=== Excerpt provided ===
Troubled EV Maker Rivian Lays Out Path To Profitability

Electric vehicle maker Rivian has outlined a plan to achieve profitability within three years, after a $5 billion (£3bn) joint-venture deal with Volkswagen handed the company a badly needed financial lifeline.

At its first-ever investor day Rivian said design changes, the falling price of lithium and renegotiated supplier agreements would allow it to cut its bill of materials by about 20 percent in the fourth quarter of 2024 compared to the first.

This should make the firm profitable at the gross-margin level, the company said, eliminating the current negative-margin situation that increases Rivian’s losses with each EV it sells.

The R2 line of pickup trucks and SUVs, set to launch in 2026, should bring in another 45 percent reduction in materials costs compared with the second-generation R1 models it recently switched to.

[Spatial annotation lines]

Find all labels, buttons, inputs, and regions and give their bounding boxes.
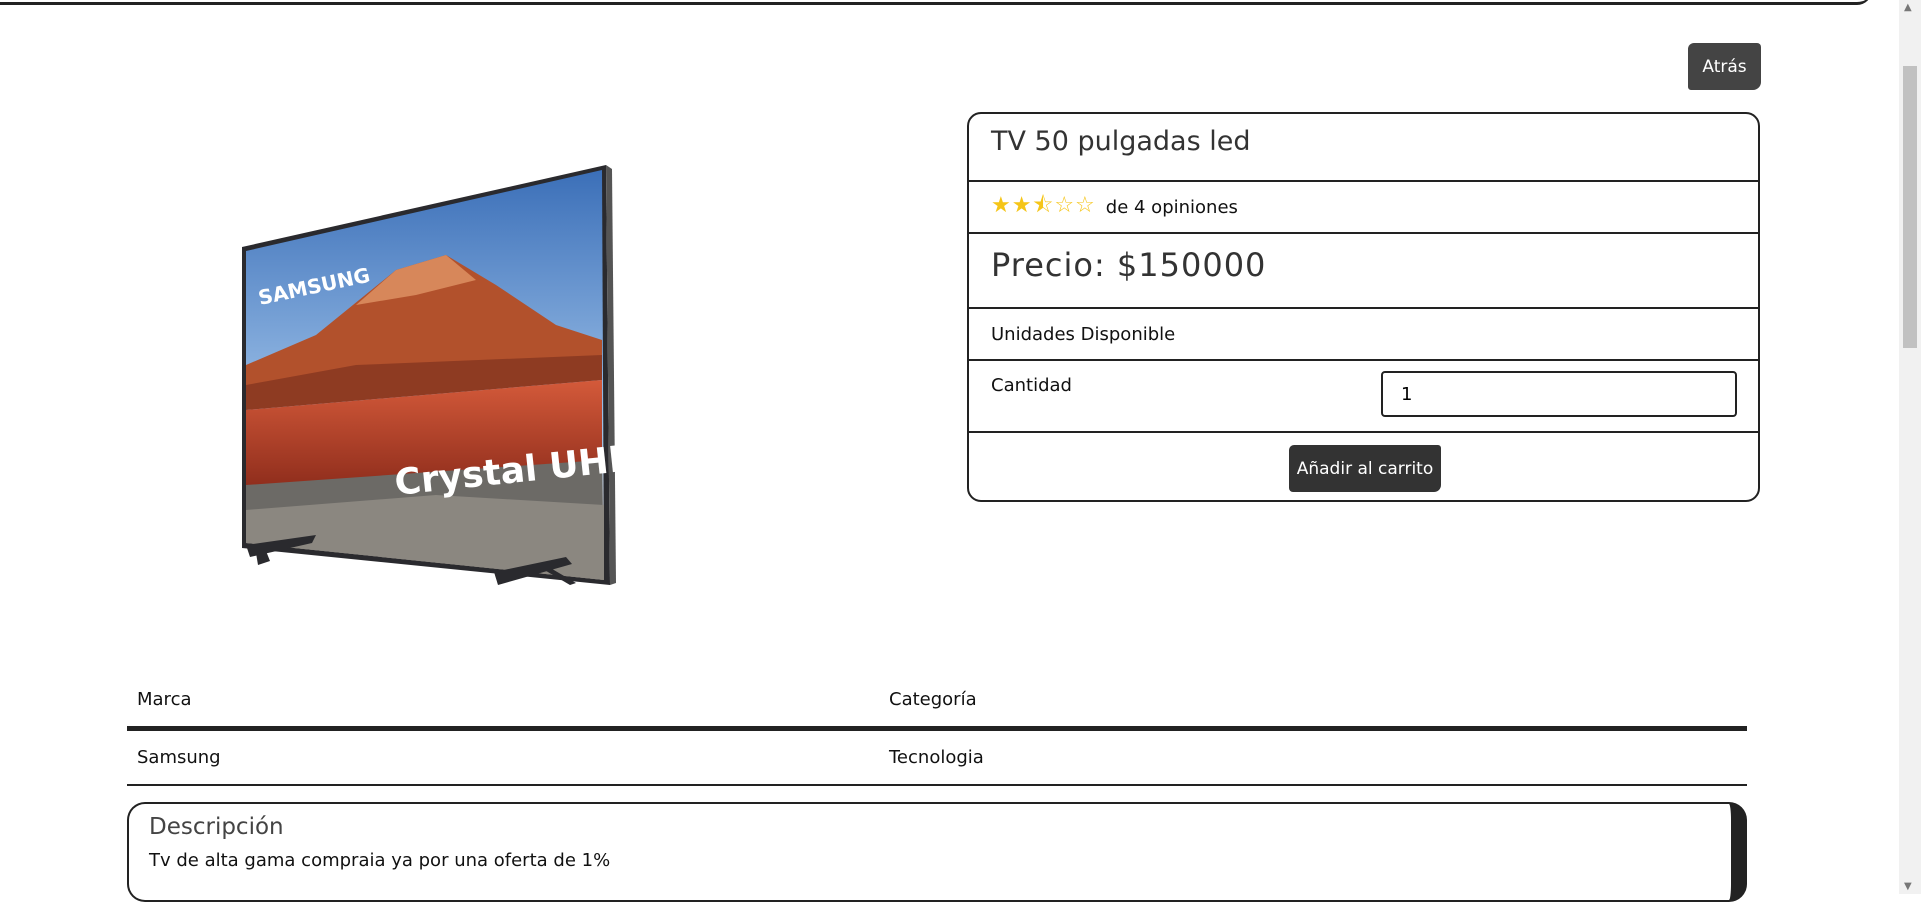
quantity-label: Cantidad: [991, 375, 1072, 396]
cart-row: Añadir al carrito: [969, 433, 1758, 500]
header-brand: Marca: [127, 672, 879, 731]
star-full-icon: ★: [1011, 193, 1033, 218]
header-category: Categoría: [879, 672, 1747, 731]
description-text: Tv de alta gama compraia ya por una ofer…: [149, 850, 611, 871]
product-info-card: TV 50 pulgadas led ★★⯪☆☆ de 4 opiniones …: [967, 112, 1760, 502]
product-title-row: TV 50 pulgadas led: [969, 114, 1758, 182]
product-image: SAMSUNG Crystal UHD: [242, 165, 616, 585]
description-title: Descripción: [149, 814, 284, 840]
stock-row: Unidades Disponible: [969, 309, 1758, 361]
top-navbar-edge: [0, 0, 1872, 5]
star-half-icon: ⯪: [1032, 193, 1055, 218]
table-header-row: Marca Categoría: [127, 672, 1747, 731]
star-empty-icon: ☆: [1054, 193, 1076, 218]
description-card: Descripción Tv de alta gama compraia ya …: [127, 802, 1747, 902]
scroll-down-icon[interactable]: ▼: [1904, 881, 1912, 892]
quantity-row: Cantidad: [969, 361, 1758, 433]
reviews-count: de 4 opiniones: [1105, 196, 1238, 218]
star-empty-icon: ☆: [1075, 193, 1096, 218]
price-row: Precio: $150000: [969, 234, 1758, 309]
page-scrollbar[interactable]: ▲ ▼: [1899, 0, 1921, 894]
star-full-icon: ★: [991, 193, 1012, 218]
back-button[interactable]: Atrás: [1688, 43, 1761, 90]
scroll-up-icon[interactable]: ▲: [1904, 2, 1912, 13]
product-details-table: Marca Categoría Samsung Tecnologia: [127, 672, 1747, 786]
rating-stars: ★★⯪☆☆: [991, 188, 1096, 226]
quantity-input[interactable]: [1381, 371, 1737, 417]
add-to-cart-button[interactable]: Añadir al carrito: [1289, 445, 1441, 492]
table-row: Samsung Tecnologia: [127, 728, 1747, 786]
scrollbar-thumb[interactable]: [1903, 66, 1917, 348]
cell-brand: Samsung: [127, 728, 879, 786]
rating-row: ★★⯪☆☆ de 4 opiniones: [969, 182, 1758, 234]
product-title: TV 50 pulgadas led: [991, 126, 1251, 157]
stock-label: Unidades Disponible: [991, 323, 1176, 345]
cell-category: Tecnologia: [879, 728, 1747, 786]
price-text: Precio: $150000: [991, 246, 1267, 284]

=== Brief 1 ===
Decide whether each statement agrees with the article on Rivian's path to profitability, answering yes or no and quoting the words of the article that settle it: (a) Rivian outlined its plan at its first-ever investor day. (b) Rivian aims to become profitable within five years. (c) The R2 line is set to launch in 2025.
=== Brief 2 ===
Carry on with the article about Rivian's plan for profitability, starting after its final sentence.
The lines play no part in what is asked here.

=== Result 1 ===
(a) Yes: "At its first-ever investor day Rivian said"
(b) No: "a plan to achieve profitability within three years"
(c) No: "set to launch in 2026"

=== Result 2 ===
Rivian chief executive RJ Scaringe. Image credit: Rivian

‘Sense of urgency’

The R2 line is also intended to be priced more affordably than the R1 flagship line, at $45,000, allowing it to compete directly with Tesla’s Model Y crossover SUV.

As it increases production of the R2 vehicles Rivian believes it can become profitable on adjusted earnings before interest, taxes, depreciation and amortisation in 2027.

“Everything that you’re hearing from us, around our product, around how we’re running the business, around how we’re driving toward profitability, my hope is that you’re seeing really an extreme sense of urgency,” said Rivian chief executive RJ Scaringe at the event.

“We’re very, very fast driving towards the improvements necessary to get to positive free cash flow and, before that, positive margins this year.”

The company outlined long-term financial targets of roughlly 25 percent gross margin, 10 percent free cash flow and adjusted profit margin in the “high teens”, but did not set a timeline for the targets.

Rivian’s R1S electric SUV. Image credit: Rivian

VW deal

The company’s plans did not deliver a significant stock price boost over the 25 percent increase that accompanied the announcement of its deal with VW earlier last week.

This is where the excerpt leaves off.